- [Required work] Would you return the complete listing below word for word?

- [Input]

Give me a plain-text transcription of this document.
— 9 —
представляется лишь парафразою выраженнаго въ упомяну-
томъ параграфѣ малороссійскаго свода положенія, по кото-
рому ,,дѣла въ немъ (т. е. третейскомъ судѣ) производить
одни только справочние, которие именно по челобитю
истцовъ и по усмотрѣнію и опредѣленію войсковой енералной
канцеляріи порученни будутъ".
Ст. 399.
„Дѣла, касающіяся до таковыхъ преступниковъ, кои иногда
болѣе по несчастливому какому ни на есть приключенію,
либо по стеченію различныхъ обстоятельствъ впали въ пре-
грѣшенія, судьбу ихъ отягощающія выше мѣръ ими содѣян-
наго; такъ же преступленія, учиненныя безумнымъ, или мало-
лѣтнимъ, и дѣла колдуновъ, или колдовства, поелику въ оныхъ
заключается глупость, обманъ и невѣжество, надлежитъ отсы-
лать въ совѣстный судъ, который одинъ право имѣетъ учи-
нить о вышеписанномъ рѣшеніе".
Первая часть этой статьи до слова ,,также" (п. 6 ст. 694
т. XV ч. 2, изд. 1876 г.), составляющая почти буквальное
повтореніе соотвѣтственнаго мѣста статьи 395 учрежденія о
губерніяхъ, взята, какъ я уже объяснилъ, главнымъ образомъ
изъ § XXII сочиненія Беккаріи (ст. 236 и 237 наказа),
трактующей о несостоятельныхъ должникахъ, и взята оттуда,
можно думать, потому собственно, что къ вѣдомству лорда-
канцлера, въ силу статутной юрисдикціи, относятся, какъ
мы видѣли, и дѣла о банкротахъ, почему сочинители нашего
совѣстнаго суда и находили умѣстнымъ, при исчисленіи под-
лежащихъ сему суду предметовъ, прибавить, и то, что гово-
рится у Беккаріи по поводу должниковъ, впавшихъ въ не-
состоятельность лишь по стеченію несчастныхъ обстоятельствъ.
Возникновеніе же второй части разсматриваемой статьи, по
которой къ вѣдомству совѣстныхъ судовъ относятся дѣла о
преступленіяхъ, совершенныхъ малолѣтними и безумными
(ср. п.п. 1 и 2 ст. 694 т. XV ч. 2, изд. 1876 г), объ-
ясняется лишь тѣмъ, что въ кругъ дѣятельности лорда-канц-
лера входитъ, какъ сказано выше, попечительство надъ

- [The output]
Give me a plain-text transcription of this document.
— 9 —
представляется лишь парафразою выраженнаго въ упомяну-
томъ параграфѣ малороссійскаго свода положенія, по кото-
рому ,,дѣла въ немъ (т. е. третейскомъ судѣ) производить
одни только справочние, которие именно по челобитю
истцовъ и по усмотрѣнію и опредѣленію войсковой енералной
канцеляріи порученни будутъ".
Ст. 399.
„Дѣла, касающіяся до таковыхъ преступниковъ, кои иногда
болѣе по несчастливому какому ни на есть приключенію,
либо по стеченію различныхъ обстоятельствъ впали въ пре-
грѣшенія, судьбу ихъ отягощающія выше мѣръ ими содѣян-
наго; такъ же преступленія, учиненныя безумнымъ, или мало-
лѣтнимъ, и дѣла колдуновъ, или колдовства, поелику въ оныхъ
заключается глупость, обманъ и невѣжество, надлежитъ отсы-
лать въ совѣстный судъ, который одинъ право имѣетъ учи-
нить о вышеписанномъ рѣшеніе".
Первая часть этой статьи до слова ,,также" (п. 6 ст. 694
т. XV ч. 2, изд. 1876 г.), составляющая почти буквальное
повтореніе соотвѣтственнаго мѣста статьи 395 учрежденія о
губерніяхъ, взята, какъ я уже объяснилъ, главнымъ образомъ
изъ § XXII сочиненія Беккаріи (ст. 236 и 237 наказа),
трактующей о несостоятельныхъ должникахъ, и взята оттуда,
можно думать, потому собственно, что къ вѣдомству лорда-
канцлера, въ силу статутной юрисдикціи, относятся, какъ
мы видѣли, и дѣла о банкротахъ, почему сочинители нашего
совѣстнаго суда и находили умѣстнымъ, при исчисленіи под-
лежащихъ сему суду предметовъ, прибавить, и то, что гово-
рится у Беккаріи по поводу должниковъ, впавшихъ въ не-
состоятельность лишь по стеченію несчастныхъ обстоятельствъ.
Возникновеніе же второй части разсматриваемой статьи, по
которой къ вѣдомству совѣстныхъ судовъ относятся дѣла о
преступленіяхъ, совершенныхъ малолѣтними и безумными
(ср. п.п. 1 и 2 ст. 694 т. XV ч. 2, изд. 1876 г), объ-
ясняется лишь тѣмъ, что въ кругъ дѣятельности лорда-канц-
лера входитъ, какъ сказано выше, попечительство надъ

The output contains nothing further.